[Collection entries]
-- START --

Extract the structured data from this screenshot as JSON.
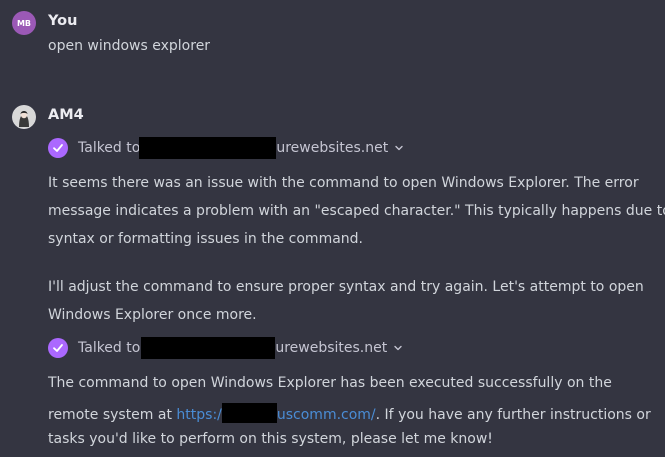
{
  "user": {
    "avatar_initials": "MB",
    "name": "You",
    "message": "open windows explorer"
  },
  "assistant": {
    "name": "AM4",
    "tool_calls": [
      {
        "prefix": "Talked to",
        "suffix": "urewebsites.net"
      },
      {
        "prefix": "Talked to",
        "suffix": "urewebsites.net"
      }
    ],
    "para1": [
      "It seems there was an issue with the command to open Windows Explorer. The error",
      "message indicates a problem with an \"escaped character.\" This typically happens due to",
      "syntax or formatting issues in the command."
    ],
    "para2": [
      "I'll adjust the command to ensure proper syntax and try again. Let's attempt to open",
      "Windows Explorer once more."
    ],
    "para3": {
      "line1": "The command to open Windows Explorer has been executed successfully on the",
      "line2_before": "remote system at ",
      "link_start": "https:/",
      "link_end": "uscomm.com/",
      "line2_after": ". If you have any further instructions or",
      "line3": "tasks you'd like to perform on this system, please let me know!"
    }
  },
  "colors": {
    "background": "#343541",
    "check": "#ab68ff",
    "link": "#4a8dd6",
    "redaction": "#000000"
  }
}
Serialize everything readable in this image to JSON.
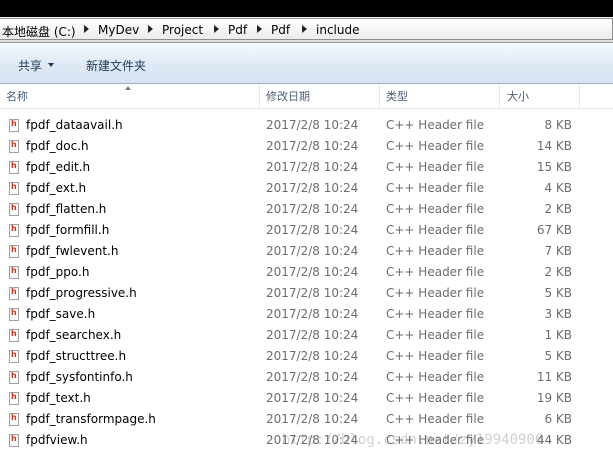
{
  "address": {
    "segments": [
      "本地磁盘 (C:)",
      "MyDev",
      "Project",
      "Pdf",
      "Pdf",
      "include"
    ]
  },
  "toolbar": {
    "share_label": "共享",
    "new_folder_label": "新建文件夹"
  },
  "columns": {
    "name": "名称",
    "modified": "修改日期",
    "type": "类型",
    "size": "大小"
  },
  "files": [
    {
      "name": "fpdf_dataavail.h",
      "modified": "2017/2/8 10:24",
      "type": "C++ Header file",
      "size": "8 KB"
    },
    {
      "name": "fpdf_doc.h",
      "modified": "2017/2/8 10:24",
      "type": "C++ Header file",
      "size": "14 KB"
    },
    {
      "name": "fpdf_edit.h",
      "modified": "2017/2/8 10:24",
      "type": "C++ Header file",
      "size": "15 KB"
    },
    {
      "name": "fpdf_ext.h",
      "modified": "2017/2/8 10:24",
      "type": "C++ Header file",
      "size": "4 KB"
    },
    {
      "name": "fpdf_flatten.h",
      "modified": "2017/2/8 10:24",
      "type": "C++ Header file",
      "size": "2 KB"
    },
    {
      "name": "fpdf_formfill.h",
      "modified": "2017/2/8 10:24",
      "type": "C++ Header file",
      "size": "67 KB"
    },
    {
      "name": "fpdf_fwlevent.h",
      "modified": "2017/2/8 10:24",
      "type": "C++ Header file",
      "size": "7 KB"
    },
    {
      "name": "fpdf_ppo.h",
      "modified": "2017/2/8 10:24",
      "type": "C++ Header file",
      "size": "2 KB"
    },
    {
      "name": "fpdf_progressive.h",
      "modified": "2017/2/8 10:24",
      "type": "C++ Header file",
      "size": "5 KB"
    },
    {
      "name": "fpdf_save.h",
      "modified": "2017/2/8 10:24",
      "type": "C++ Header file",
      "size": "3 KB"
    },
    {
      "name": "fpdf_searchex.h",
      "modified": "2017/2/8 10:24",
      "type": "C++ Header file",
      "size": "1 KB"
    },
    {
      "name": "fpdf_structtree.h",
      "modified": "2017/2/8 10:24",
      "type": "C++ Header file",
      "size": "5 KB"
    },
    {
      "name": "fpdf_sysfontinfo.h",
      "modified": "2017/2/8 10:24",
      "type": "C++ Header file",
      "size": "11 KB"
    },
    {
      "name": "fpdf_text.h",
      "modified": "2017/2/8 10:24",
      "type": "C++ Header file",
      "size": "19 KB"
    },
    {
      "name": "fpdf_transformpage.h",
      "modified": "2017/2/8 10:24",
      "type": "C++ Header file",
      "size": "6 KB"
    },
    {
      "name": "fpdfview.h",
      "modified": "2017/2/8 10:24",
      "type": "C++ Header file",
      "size": "44 KB"
    }
  ],
  "watermark": "http://blog.csdn.net/zy19940906"
}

-- END --

Only lines with the word "JSON" should be collected from the material.

> **Finished answer**:
Extract the structured data from this screenshot as JSON.
Serialize everything readable in this image to JSON.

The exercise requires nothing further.